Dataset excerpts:
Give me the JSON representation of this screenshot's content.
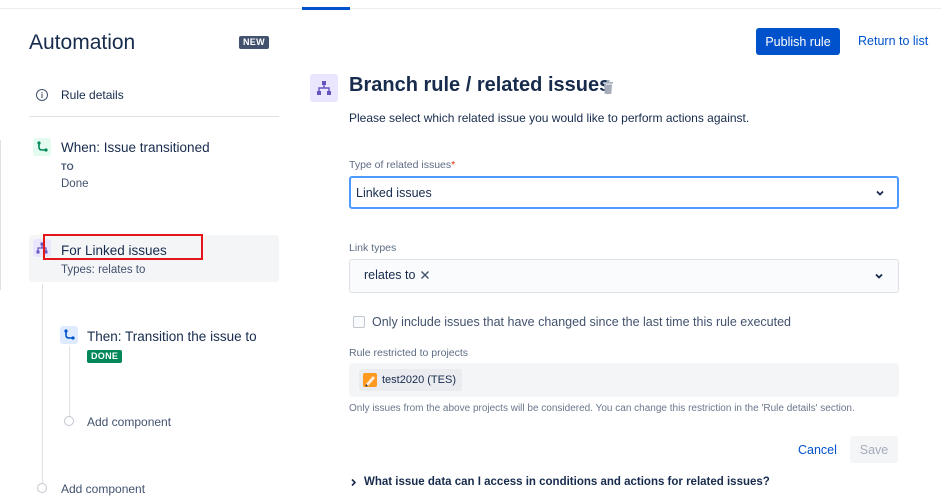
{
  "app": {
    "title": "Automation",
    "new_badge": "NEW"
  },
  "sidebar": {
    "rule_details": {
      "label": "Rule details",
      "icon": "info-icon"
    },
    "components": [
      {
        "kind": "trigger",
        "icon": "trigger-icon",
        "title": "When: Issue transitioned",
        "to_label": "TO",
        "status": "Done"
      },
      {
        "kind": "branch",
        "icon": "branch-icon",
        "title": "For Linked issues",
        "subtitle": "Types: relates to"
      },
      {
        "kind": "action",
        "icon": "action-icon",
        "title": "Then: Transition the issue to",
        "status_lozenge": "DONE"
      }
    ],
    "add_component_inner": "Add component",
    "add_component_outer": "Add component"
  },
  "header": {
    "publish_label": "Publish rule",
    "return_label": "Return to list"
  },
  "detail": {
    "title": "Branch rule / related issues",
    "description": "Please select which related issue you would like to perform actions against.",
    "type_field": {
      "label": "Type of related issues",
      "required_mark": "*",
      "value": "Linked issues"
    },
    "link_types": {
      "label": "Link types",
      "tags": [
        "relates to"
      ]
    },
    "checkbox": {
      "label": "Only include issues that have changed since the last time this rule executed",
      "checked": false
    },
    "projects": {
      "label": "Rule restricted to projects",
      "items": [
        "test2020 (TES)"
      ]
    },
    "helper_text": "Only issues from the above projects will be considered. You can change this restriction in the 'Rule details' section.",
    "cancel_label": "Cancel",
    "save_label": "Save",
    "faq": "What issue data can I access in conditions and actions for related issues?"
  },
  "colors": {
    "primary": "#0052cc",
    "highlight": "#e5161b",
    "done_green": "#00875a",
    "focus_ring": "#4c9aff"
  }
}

YOUR GOAL. Filter the records down to the lines that contain the string "related", and copy those lines.

FINAL ANSWER.
    "title": "Branch rule / related issues",
    "description": "Please select which related issue you would like to perform actions against.",
      "label": "Type of related issues",
    "faq": "What issue data can I access in conditions and actions for related issues?"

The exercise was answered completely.